Start RECORDED DATA

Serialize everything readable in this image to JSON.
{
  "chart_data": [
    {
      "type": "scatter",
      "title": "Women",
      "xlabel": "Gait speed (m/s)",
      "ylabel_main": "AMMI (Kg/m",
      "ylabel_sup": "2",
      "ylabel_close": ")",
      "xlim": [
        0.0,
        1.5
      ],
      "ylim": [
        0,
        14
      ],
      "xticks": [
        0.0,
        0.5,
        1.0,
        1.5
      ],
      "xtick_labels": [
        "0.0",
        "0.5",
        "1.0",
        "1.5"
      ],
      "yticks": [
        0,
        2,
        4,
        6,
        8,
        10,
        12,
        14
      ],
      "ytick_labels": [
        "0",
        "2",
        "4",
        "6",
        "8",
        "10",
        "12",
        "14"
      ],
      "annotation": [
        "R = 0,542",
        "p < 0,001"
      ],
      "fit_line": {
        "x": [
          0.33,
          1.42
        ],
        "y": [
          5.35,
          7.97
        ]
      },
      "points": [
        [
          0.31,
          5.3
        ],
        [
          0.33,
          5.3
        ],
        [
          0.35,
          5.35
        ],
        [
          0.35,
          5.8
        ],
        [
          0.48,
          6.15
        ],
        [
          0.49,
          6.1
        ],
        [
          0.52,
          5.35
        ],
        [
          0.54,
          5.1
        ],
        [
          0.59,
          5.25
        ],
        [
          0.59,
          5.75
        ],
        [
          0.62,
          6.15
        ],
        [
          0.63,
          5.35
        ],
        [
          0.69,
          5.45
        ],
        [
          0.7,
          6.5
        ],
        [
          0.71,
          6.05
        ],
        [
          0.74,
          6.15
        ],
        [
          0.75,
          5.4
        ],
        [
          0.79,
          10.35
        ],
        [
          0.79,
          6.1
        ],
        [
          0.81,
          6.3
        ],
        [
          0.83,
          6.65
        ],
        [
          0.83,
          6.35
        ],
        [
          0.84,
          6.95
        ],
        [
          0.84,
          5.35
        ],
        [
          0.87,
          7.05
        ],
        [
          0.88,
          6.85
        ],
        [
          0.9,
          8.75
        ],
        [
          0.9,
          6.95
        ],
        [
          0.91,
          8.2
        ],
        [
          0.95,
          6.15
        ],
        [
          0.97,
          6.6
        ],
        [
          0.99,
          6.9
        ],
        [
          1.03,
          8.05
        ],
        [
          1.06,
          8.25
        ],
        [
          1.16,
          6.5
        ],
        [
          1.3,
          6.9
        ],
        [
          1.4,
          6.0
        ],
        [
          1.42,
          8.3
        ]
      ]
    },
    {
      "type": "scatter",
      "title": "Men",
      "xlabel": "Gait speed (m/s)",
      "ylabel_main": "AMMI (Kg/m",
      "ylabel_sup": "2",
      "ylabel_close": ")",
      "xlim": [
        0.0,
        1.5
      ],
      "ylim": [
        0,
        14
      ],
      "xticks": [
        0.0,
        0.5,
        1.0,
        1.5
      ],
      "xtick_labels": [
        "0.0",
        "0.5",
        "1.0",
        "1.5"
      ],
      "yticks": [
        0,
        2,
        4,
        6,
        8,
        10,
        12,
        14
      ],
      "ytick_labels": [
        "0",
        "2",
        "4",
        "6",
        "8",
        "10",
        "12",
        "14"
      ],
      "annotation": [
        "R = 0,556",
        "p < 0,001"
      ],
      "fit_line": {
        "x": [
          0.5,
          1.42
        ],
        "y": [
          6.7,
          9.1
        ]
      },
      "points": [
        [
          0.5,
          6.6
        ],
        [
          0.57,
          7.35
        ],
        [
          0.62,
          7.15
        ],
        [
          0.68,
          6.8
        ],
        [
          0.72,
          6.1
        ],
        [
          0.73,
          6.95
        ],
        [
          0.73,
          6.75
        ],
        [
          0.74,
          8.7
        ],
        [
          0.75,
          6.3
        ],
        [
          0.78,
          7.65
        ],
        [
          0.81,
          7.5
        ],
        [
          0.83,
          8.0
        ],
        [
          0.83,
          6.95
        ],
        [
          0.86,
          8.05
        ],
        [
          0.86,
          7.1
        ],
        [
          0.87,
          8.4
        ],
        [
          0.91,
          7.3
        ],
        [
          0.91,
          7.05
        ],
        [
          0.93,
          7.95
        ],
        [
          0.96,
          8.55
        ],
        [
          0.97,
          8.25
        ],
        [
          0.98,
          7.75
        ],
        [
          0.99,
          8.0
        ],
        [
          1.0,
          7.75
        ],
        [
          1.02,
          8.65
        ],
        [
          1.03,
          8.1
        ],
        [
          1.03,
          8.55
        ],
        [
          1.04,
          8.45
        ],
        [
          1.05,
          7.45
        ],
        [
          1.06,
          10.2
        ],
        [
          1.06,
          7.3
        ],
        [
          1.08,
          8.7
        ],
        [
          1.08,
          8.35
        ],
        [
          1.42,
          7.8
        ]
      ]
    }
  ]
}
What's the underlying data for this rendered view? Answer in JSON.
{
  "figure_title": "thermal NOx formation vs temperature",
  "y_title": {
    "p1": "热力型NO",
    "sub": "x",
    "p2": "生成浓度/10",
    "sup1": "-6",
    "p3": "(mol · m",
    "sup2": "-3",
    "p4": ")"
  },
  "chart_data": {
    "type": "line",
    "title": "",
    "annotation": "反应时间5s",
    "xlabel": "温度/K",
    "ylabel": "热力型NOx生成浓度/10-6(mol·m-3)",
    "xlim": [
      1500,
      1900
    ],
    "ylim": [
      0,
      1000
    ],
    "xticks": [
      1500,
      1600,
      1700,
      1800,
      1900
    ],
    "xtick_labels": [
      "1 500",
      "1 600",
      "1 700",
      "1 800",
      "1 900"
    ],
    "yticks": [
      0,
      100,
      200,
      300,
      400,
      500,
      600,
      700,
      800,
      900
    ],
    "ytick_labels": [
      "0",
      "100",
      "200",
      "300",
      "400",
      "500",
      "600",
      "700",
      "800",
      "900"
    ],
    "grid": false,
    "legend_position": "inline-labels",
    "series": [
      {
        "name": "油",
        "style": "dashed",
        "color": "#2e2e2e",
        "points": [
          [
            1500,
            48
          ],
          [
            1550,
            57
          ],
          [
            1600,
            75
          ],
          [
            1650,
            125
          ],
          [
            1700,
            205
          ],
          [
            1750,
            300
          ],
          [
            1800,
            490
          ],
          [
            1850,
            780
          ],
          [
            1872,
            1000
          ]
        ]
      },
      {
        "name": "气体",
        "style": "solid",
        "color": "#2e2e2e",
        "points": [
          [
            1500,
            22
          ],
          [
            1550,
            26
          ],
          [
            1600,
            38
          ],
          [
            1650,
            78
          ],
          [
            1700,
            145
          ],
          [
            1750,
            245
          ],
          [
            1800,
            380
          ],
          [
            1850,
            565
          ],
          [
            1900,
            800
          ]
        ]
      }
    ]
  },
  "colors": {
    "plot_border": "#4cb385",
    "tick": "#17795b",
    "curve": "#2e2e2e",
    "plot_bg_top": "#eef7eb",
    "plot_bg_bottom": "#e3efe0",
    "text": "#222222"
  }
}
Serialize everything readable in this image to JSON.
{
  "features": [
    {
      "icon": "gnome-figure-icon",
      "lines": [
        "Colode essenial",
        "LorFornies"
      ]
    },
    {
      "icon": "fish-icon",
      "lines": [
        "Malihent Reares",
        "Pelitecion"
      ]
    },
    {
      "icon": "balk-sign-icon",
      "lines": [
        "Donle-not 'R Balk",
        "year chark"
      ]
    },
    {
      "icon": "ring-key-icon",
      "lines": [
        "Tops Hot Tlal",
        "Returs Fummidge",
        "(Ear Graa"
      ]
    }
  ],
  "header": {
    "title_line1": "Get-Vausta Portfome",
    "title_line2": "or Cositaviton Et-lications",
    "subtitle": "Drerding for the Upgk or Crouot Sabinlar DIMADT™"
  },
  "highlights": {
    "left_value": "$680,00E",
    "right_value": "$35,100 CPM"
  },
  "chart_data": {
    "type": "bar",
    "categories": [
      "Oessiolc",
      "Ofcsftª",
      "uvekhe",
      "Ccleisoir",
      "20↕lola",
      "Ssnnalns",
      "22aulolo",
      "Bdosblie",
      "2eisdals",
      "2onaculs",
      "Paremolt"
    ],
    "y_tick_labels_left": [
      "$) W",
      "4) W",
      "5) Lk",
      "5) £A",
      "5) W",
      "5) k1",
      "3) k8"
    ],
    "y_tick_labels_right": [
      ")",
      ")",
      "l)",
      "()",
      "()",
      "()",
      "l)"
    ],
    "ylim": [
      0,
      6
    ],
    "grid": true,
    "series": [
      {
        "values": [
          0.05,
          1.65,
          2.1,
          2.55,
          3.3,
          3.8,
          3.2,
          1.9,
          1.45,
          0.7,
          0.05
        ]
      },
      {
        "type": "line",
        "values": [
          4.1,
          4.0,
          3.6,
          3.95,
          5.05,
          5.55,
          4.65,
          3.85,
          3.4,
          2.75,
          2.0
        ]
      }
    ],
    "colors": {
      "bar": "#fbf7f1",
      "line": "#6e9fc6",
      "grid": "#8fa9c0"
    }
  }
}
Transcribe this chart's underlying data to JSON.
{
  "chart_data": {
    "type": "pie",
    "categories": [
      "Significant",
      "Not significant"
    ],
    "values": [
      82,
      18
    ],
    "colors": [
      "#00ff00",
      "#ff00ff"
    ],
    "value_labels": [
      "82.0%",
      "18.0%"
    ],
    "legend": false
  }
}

End RECORDED DATA

(OBJECTIVE)
Pull out and copy each line containing the string "JSON".

(COMPLETE RESPONSE)
Serialize everything readable in this image to JSON.
What's the underlying data for this rendered view? Answer in JSON.
Serialize everything readable in this image to JSON.
Transcribe this chart's underlying data to JSON.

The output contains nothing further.